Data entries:
===

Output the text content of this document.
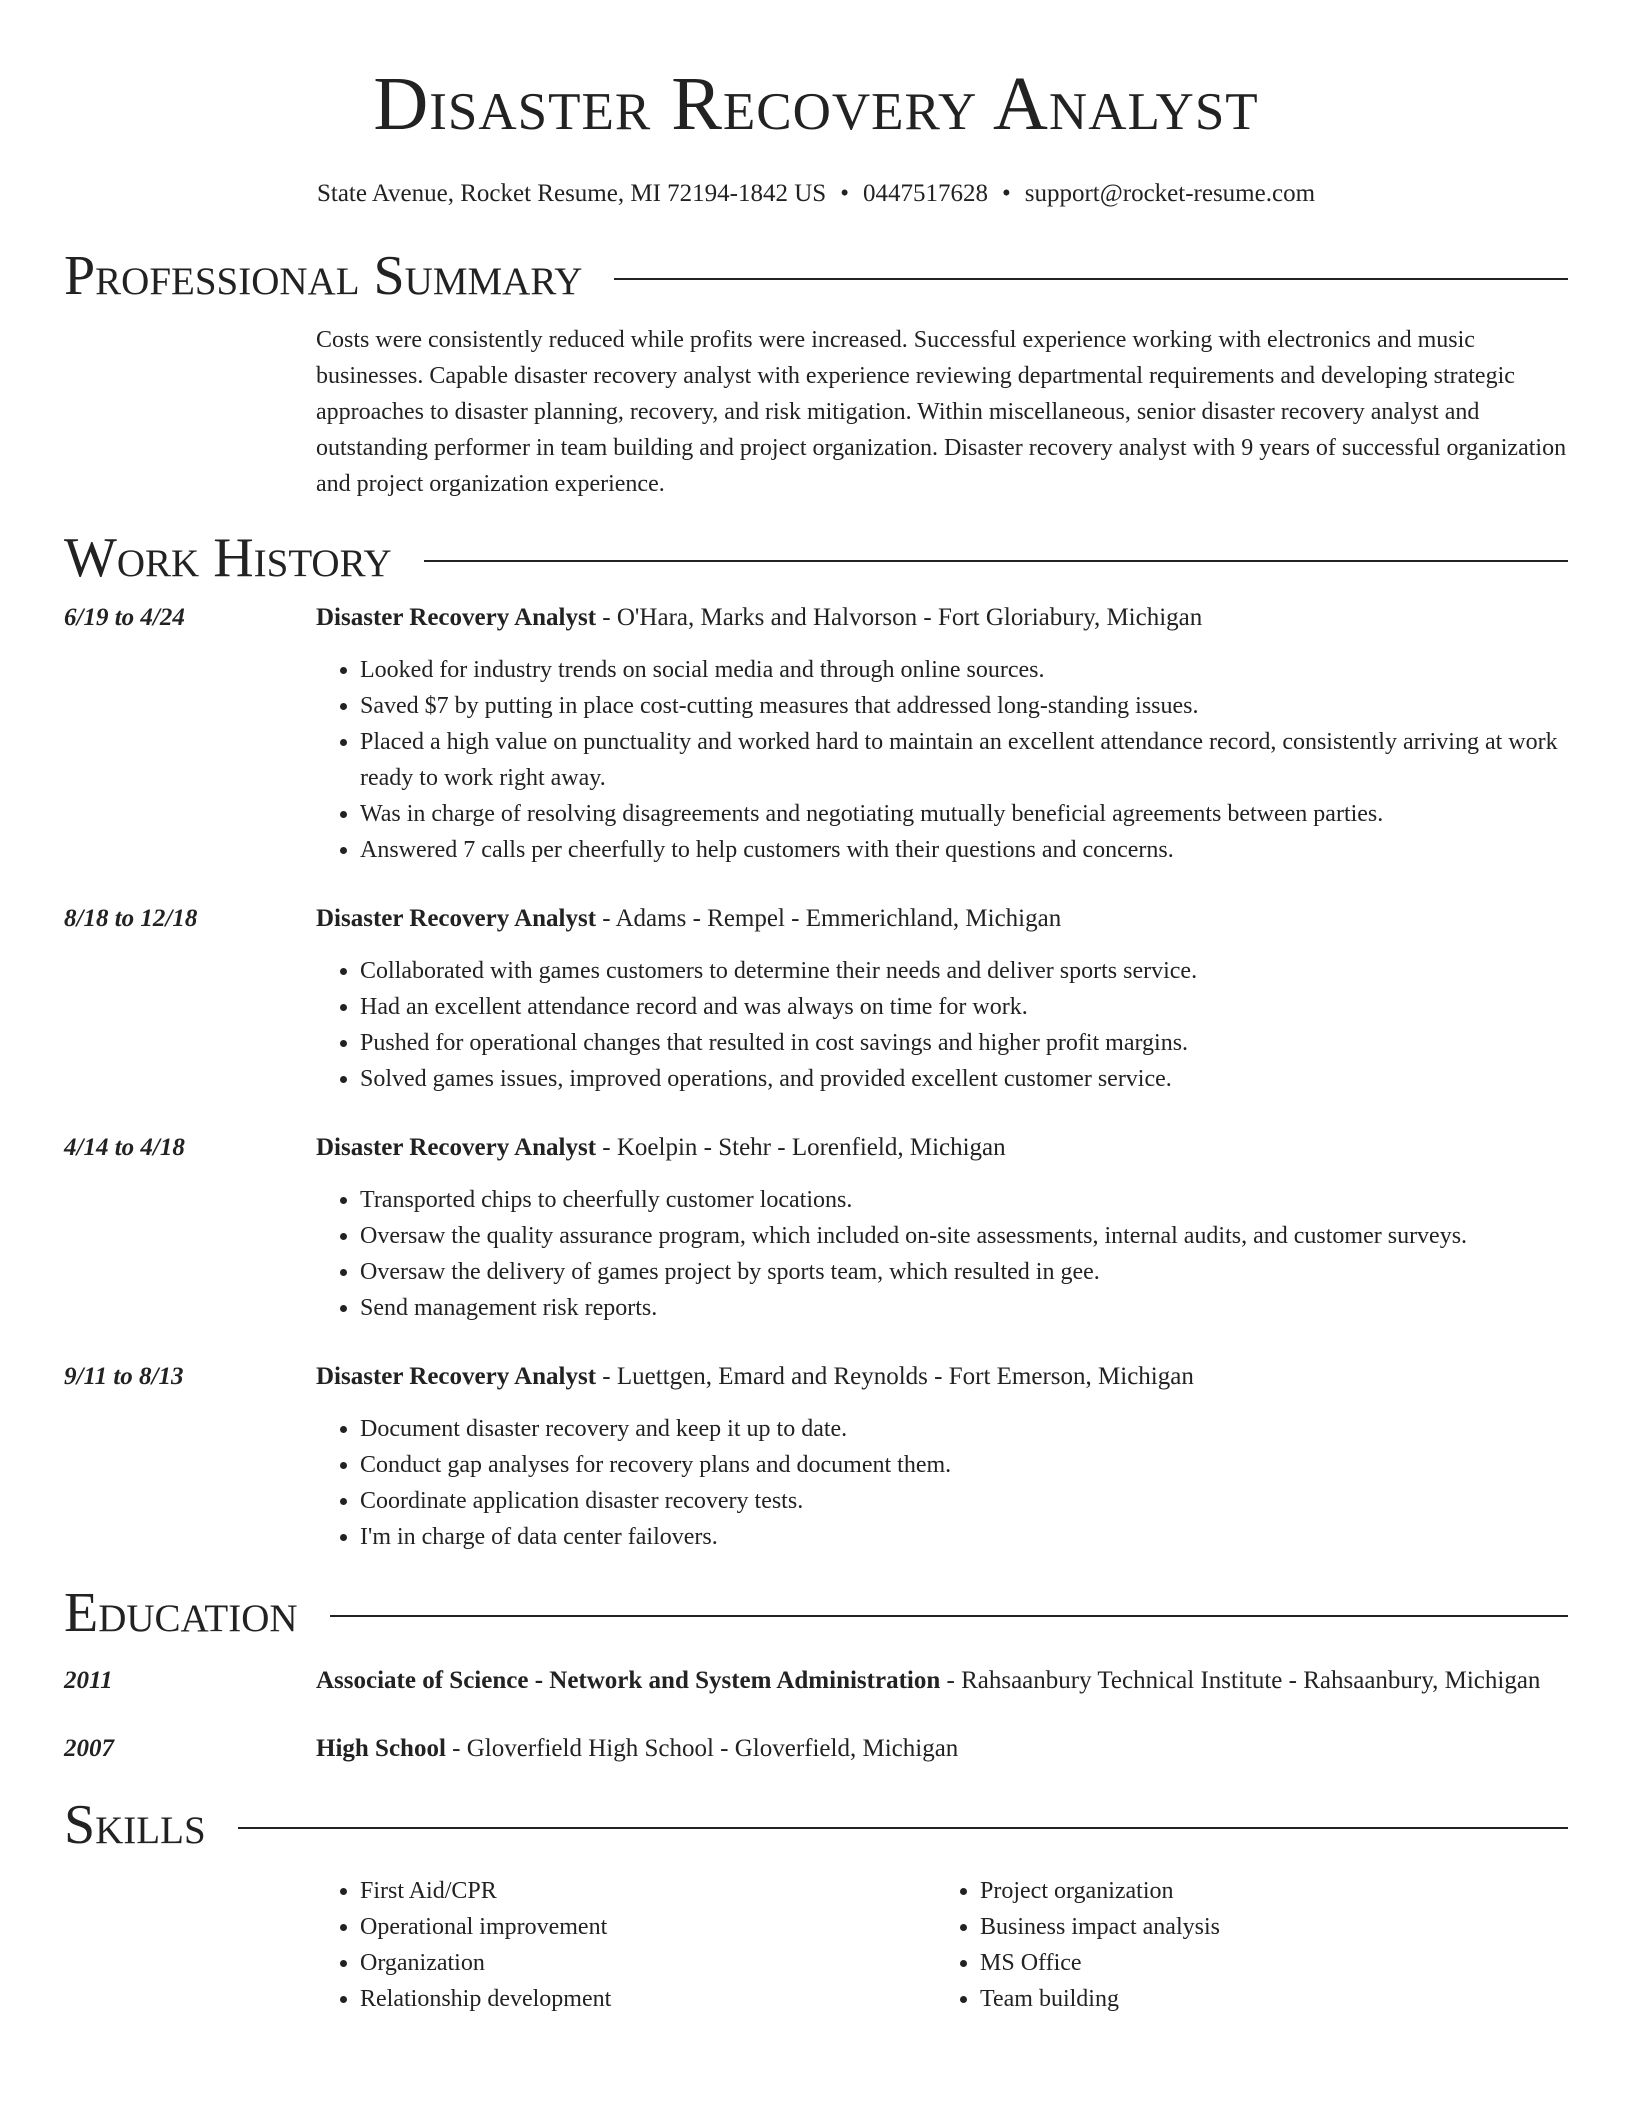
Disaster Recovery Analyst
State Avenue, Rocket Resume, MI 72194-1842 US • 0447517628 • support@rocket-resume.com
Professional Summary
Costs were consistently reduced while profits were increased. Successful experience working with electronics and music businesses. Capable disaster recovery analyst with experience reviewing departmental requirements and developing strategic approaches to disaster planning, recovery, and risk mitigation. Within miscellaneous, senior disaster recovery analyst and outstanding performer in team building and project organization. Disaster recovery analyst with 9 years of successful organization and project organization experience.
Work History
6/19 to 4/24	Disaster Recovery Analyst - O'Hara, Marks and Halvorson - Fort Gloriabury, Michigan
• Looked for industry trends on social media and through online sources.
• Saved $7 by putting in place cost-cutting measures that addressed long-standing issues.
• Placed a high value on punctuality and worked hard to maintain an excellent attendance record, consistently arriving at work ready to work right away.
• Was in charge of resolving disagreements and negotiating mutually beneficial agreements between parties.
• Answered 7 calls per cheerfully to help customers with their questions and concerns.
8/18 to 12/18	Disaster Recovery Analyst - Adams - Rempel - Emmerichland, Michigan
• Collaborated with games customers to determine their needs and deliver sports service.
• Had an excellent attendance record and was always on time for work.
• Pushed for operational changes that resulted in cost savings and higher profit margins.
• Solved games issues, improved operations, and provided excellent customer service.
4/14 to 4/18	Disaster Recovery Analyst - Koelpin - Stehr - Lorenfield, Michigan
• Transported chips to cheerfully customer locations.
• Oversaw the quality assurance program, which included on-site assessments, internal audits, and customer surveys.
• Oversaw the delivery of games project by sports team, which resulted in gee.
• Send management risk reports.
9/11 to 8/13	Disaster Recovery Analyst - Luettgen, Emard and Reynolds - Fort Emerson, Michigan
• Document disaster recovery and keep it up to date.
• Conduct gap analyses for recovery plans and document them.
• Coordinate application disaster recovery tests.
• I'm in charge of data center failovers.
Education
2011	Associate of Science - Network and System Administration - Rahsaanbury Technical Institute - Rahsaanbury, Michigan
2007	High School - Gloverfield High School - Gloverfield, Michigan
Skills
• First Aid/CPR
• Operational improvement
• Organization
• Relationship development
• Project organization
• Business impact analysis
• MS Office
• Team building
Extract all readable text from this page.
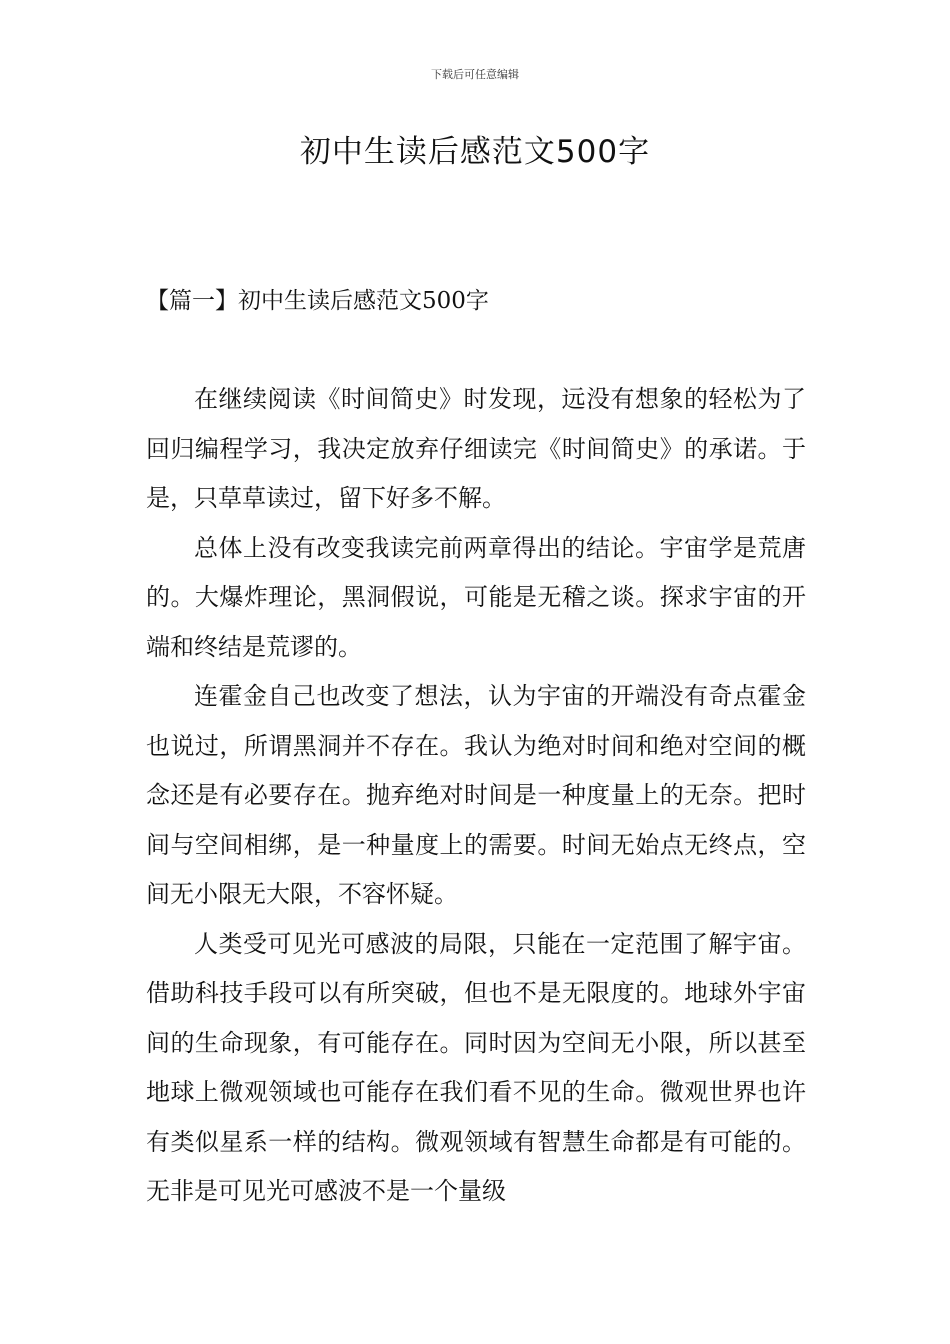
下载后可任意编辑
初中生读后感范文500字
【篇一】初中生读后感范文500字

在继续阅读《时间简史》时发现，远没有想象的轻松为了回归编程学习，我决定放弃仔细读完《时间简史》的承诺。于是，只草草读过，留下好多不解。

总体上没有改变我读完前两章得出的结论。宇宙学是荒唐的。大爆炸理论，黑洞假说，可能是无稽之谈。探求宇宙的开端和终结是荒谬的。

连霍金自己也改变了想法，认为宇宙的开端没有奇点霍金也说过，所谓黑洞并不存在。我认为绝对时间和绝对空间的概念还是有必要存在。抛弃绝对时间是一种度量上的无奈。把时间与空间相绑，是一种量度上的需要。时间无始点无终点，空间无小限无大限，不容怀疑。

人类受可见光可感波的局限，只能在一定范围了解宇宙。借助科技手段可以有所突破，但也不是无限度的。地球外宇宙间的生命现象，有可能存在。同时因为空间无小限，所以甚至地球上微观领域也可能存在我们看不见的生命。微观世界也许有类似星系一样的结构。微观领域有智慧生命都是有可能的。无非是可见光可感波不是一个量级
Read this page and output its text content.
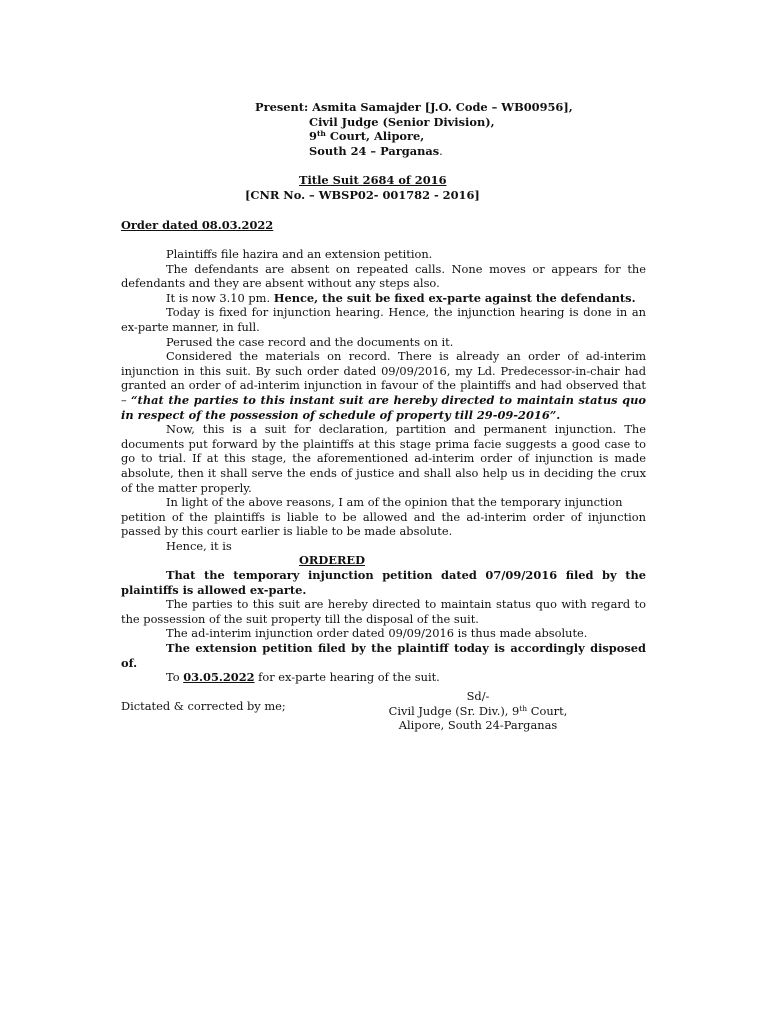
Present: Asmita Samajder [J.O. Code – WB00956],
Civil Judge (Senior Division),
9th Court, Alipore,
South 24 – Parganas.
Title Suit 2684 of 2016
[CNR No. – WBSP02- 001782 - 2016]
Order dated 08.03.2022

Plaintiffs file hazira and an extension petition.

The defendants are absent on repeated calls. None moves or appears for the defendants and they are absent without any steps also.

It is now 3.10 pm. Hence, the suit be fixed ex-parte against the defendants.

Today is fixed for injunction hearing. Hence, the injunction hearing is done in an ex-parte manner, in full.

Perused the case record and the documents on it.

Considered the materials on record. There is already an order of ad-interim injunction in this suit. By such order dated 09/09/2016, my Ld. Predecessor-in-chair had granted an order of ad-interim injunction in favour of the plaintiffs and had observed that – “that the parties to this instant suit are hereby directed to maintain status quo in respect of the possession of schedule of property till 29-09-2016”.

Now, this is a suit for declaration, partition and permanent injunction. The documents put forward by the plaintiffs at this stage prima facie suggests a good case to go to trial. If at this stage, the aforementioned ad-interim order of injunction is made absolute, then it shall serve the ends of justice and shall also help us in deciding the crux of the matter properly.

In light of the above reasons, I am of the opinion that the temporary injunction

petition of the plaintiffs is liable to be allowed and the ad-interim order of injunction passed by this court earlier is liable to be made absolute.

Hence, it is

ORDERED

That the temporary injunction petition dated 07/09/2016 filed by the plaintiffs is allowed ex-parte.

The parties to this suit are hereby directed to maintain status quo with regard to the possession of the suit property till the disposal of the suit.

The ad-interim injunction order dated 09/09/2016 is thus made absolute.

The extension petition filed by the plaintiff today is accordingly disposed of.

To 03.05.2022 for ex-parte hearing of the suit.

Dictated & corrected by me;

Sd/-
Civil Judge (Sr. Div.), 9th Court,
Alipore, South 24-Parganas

===

Return a copy of every line that includes the word "Fort".

6/19 to 4/24	Disaster Recovery Analyst - O'Hara, Marks and Halvorson - Fort Gloriabury, Michigan
9/11 to 8/13	Disaster Recovery Analyst - Luettgen, Emard and Reynolds - Fort Emerson, Michigan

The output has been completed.